**PROBLEM TO SOLVE:** Give the number of lines that include the string "kind", nothing more.

**MATERIAL PROVIDED:**
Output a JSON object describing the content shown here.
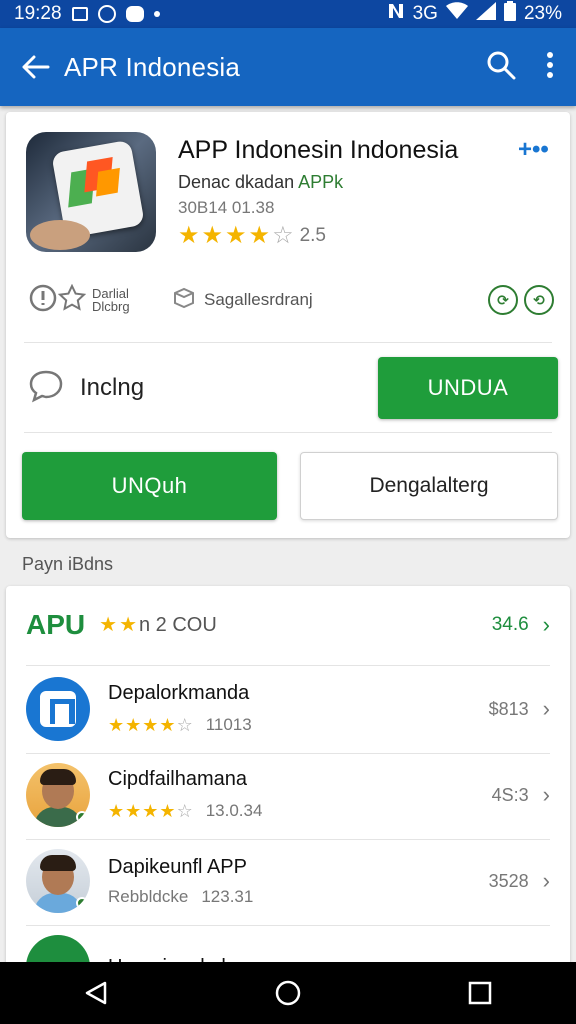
{
  "status_bar": {
    "time": "19:28",
    "battery": "23%",
    "network": "3G"
  },
  "appbar": {
    "title": "APR Indonesia"
  },
  "app": {
    "title": "APP Indonesin Indonesia",
    "developer_prefix": "Denac dkadan ",
    "developer_accent": "APPk",
    "meta": "30B14 01.38",
    "rating_value": "2.5",
    "rating_stars": 4,
    "more_label": "+••"
  },
  "info": {
    "label_small": "Darlial Dlcbrg",
    "label": "Sagallesrdranj"
  },
  "incl_row": {
    "label": "Inclng",
    "button": "UNDUA"
  },
  "buttons": {
    "primary": "UNQuh",
    "secondary": "Dengalalterg"
  },
  "section_label": "Payn iBdns",
  "featured": {
    "name": "APU",
    "rating_text": "n 2  COU",
    "price": "34.6"
  },
  "list": [
    {
      "name": "Depalorkmanda",
      "count": "11013",
      "price": "$813",
      "stars": 4
    },
    {
      "name": "Cipdfailhamana",
      "count": "13.0.34",
      "price": "4S:3",
      "stars": 4
    },
    {
      "name": "Dapikeunfl APP",
      "sub": "Rebbldcke",
      "count": "123.31",
      "price": "3528"
    },
    {
      "name": "Upprpimmkalpap"
    }
  ],
  "colors": {
    "appbar": "#1565c0",
    "accent_green": "#1f9d3b",
    "star": "#f4b400"
  }
}
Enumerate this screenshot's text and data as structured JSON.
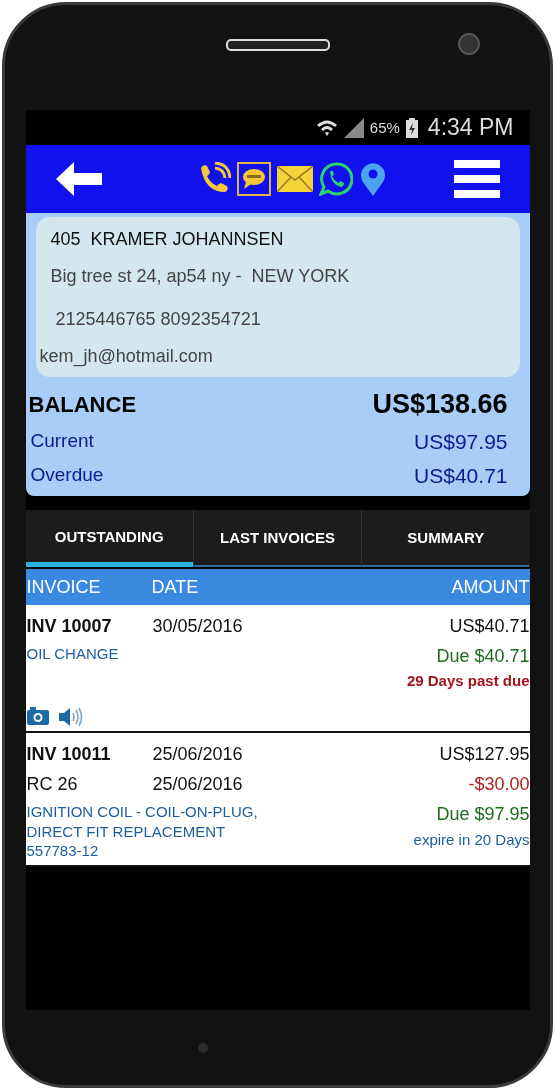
{
  "status_bar": {
    "battery": "65%",
    "time": "4:34 PM"
  },
  "contact": {
    "name": "405  KRAMER JOHANNSEN",
    "address": "Big tree st 24, ap54 ny -  NEW YORK",
    "phones": "2125446765 8092354721",
    "email": "kem_jh@hotmail.com"
  },
  "balance": {
    "label": "BALANCE",
    "amount": "US$138.66",
    "lines": [
      {
        "label": "Current",
        "amount": "US$97.95"
      },
      {
        "label": "Overdue",
        "amount": "US$40.71"
      }
    ]
  },
  "tabs": [
    {
      "label": "OUTSTANDING",
      "selected": true
    },
    {
      "label": "LAST INVOICES",
      "selected": false
    },
    {
      "label": "SUMMARY",
      "selected": false
    }
  ],
  "table": {
    "columns": [
      "INVOICE",
      "DATE",
      "AMOUNT"
    ],
    "rows": [
      {
        "entries": [
          {
            "kind": "invoice",
            "ref": "INV 10007",
            "date": "30/05/2016",
            "amount": "US$40.71"
          }
        ],
        "description": "OIL CHANGE",
        "due": "Due $40.71",
        "note": {
          "kind": "overdue",
          "text": "29 Days past due"
        },
        "attachments": true
      },
      {
        "entries": [
          {
            "kind": "invoice",
            "ref": "INV 10011",
            "date": "25/06/2016",
            "amount": "US$127.95"
          },
          {
            "kind": "credit",
            "ref": "RC 26",
            "date": "25/06/2016",
            "amount": "-$30.00"
          }
        ],
        "description": "IGNITION COIL - COIL-ON-PLUG, DIRECT FIT REPLACEMENT 557783-12",
        "due": "Due $97.95",
        "note": {
          "kind": "expiry",
          "text": "expire in 20 Days"
        },
        "attachments": false
      }
    ]
  }
}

**REPLY TO THE TASK:** 5